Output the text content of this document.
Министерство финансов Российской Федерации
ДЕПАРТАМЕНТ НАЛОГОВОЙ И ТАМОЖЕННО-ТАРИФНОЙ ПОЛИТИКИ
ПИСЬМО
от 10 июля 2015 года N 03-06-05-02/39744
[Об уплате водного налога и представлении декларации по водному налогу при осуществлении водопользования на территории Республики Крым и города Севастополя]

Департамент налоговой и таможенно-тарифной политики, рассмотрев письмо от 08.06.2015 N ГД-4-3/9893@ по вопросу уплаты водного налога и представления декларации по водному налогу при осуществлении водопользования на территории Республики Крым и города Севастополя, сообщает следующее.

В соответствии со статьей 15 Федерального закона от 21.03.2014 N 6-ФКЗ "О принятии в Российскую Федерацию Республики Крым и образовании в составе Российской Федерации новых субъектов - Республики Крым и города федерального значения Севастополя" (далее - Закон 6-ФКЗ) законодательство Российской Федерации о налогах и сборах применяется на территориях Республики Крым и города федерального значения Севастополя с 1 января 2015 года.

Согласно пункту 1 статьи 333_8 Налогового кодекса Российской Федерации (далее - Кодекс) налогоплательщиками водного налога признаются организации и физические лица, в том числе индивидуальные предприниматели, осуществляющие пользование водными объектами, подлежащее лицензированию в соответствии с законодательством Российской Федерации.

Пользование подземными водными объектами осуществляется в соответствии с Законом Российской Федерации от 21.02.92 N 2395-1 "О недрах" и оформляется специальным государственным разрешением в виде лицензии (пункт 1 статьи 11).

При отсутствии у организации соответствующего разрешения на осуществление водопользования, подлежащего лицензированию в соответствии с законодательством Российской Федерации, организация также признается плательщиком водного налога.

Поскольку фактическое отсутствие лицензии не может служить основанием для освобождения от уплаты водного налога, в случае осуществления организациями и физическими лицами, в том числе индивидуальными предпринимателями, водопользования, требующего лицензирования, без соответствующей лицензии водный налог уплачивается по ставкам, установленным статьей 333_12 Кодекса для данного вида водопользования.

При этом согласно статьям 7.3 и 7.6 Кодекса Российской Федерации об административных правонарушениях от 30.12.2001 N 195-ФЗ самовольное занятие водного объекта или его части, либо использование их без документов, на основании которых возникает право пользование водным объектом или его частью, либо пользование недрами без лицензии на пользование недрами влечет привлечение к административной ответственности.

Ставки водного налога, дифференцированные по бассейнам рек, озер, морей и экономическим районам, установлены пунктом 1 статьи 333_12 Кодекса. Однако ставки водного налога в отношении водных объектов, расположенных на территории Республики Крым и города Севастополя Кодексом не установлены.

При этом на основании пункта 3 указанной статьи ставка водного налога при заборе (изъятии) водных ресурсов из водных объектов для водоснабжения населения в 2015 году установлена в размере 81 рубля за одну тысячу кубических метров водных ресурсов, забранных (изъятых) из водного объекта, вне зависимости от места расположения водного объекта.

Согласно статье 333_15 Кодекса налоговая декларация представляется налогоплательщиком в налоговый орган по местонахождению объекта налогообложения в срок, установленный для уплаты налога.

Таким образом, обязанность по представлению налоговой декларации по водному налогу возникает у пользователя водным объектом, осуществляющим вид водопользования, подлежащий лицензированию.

• **The exercise**
Pick each line holding the word "осуществлении" out of the listing.

• **Exercise answer**
[Об уплате водного налога и представлении декларации по водному налогу при осуществлении водопользования на территории Республики Крым и города Севастополя]
Департамент налоговой и таможенно-тарифной политики, рассмотрев письмо от 08.06.2015 N ГД-4-3/9893@ по вопросу уплаты водного налога и представления декларации по водному налогу при осуществлении водопользования на территории Республики Крым и города Севастополя, сообщает следующее.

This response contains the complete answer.